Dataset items
· · · · ·

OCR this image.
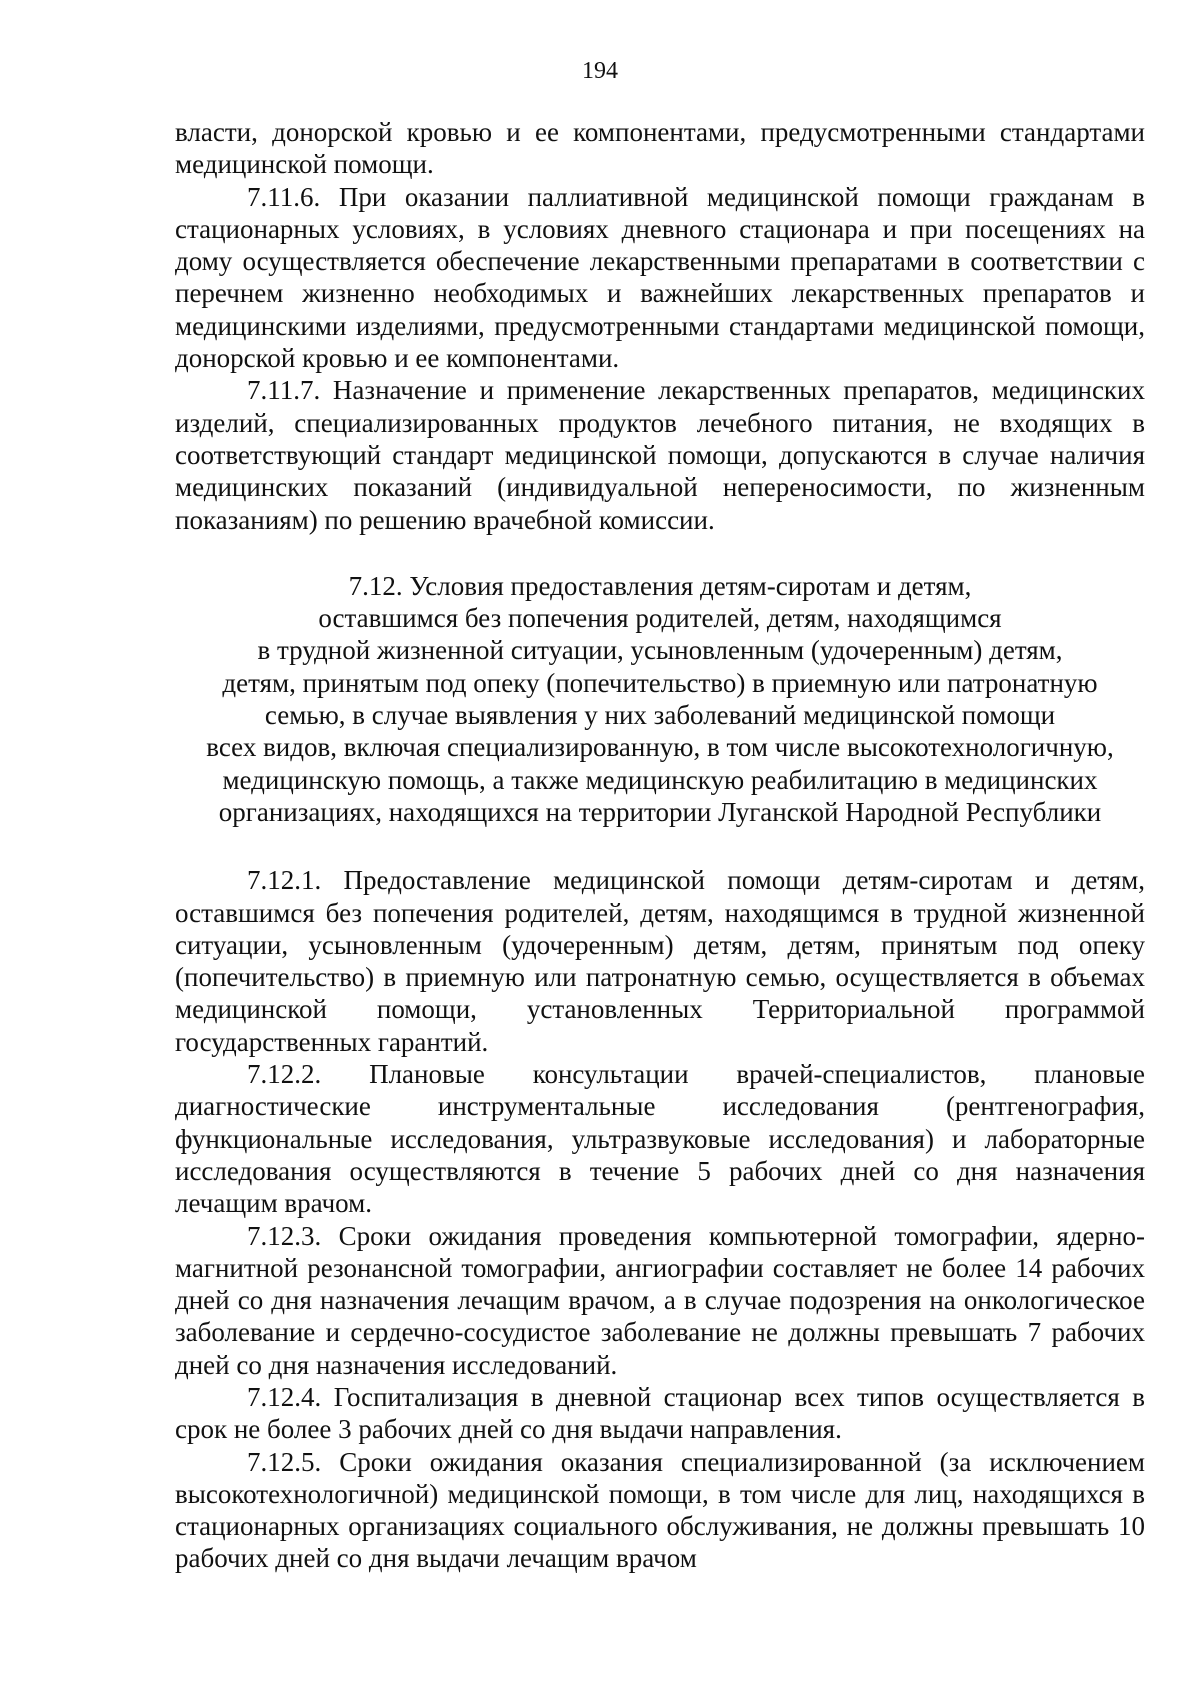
194

власти, донорской кровью и ее компонентами, предусмотренными стандартами медицинской помощи.

7.11.6. При оказании паллиативной медицинской помощи гражданам в стационарных условиях, в условиях дневного стационара и при посещениях на дому осуществляется обеспечение лекарственными препаратами в соответствии с перечнем жизненно необходимых и важнейших лекарственных препаратов и медицинскими изделиями, предусмотренными стандартами медицинской помощи, донорской кровью и ее компонентами.

7.11.7. Назначение и применение лекарственных препаратов, медицинских изделий, специализированных продуктов лечебного питания, не входящих в соответствующий стандарт медицинской помощи, допускаются в случае наличия медицинских показаний (индивидуальной непереносимости, по жизненным показаниям) по решению врачебной комиссии.

7.12. Условия предоставления детям-сиротам и детям,
оставшимся без попечения родителей, детям, находящимся
в трудной жизненной ситуации, усыновленным (удочеренным) детям,
детям, принятым под опеку (попечительство) в приемную или патронатную
семью, в случае выявления у них заболеваний медицинской помощи
всех видов, включая специализированную, в том числе высокотехнологичную,
медицинскую помощь, а также медицинскую реабилитацию в медицинских
организациях, находящихся на территории Луганской Народной Республики

7.12.1. Предоставление медицинской помощи детям-сиротам и детям, оставшимся без попечения родителей, детям, находящимся в трудной жизненной ситуации, усыновленным (удочеренным) детям, детям, принятым под опеку (попечительство) в приемную или патронатную семью, осуществляется в объемах медицинской помощи, установленных Территориальной программой государственных гарантий.

7.12.2. Плановые консультации врачей-специалистов, плановые диагностические инструментальные исследования (рентгенография, функциональные исследования, ультразвуковые исследования) и лабораторные исследования осуществляются в течение 5 рабочих дней со дня назначения лечащим врачом.

7.12.3. Сроки ожидания проведения компьютерной томографии, ядерно-магнитной резонансной томографии, ангиографии составляет не более 14 рабочих дней со дня назначения лечащим врачом, а в случае подозрения на онкологическое заболевание и сердечно-сосудистое заболевание не должны превышать 7 рабочих дней со дня назначения исследований.

7.12.4. Госпитализация в дневной стационар всех типов осуществляется в срок не более 3 рабочих дней со дня выдачи направления.

7.12.5. Сроки ожидания оказания специализированной (за исключением высокотехнологичной) медицинской помощи, в том числе для лиц, находящихся в стационарных организациях социального обслуживания, не должны превышать 10 рабочих дней со дня выдачи лечащим врачом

· · · · ·

TASK STATEMENT
Filter the records above for "находящихся" and copy every matching line.

EXERCISE RESPONSE
организациях, находящихся на территории Луганской Народной Республики
7.12.5. Сроки ожидания оказания специализированной (за исключением высокотехнологичной) медицинской помощи, в том числе для лиц, находящихся в стационарных организациях социального обслуживания, не должны превышать 10 рабочих дней со дня выдачи лечащим врачом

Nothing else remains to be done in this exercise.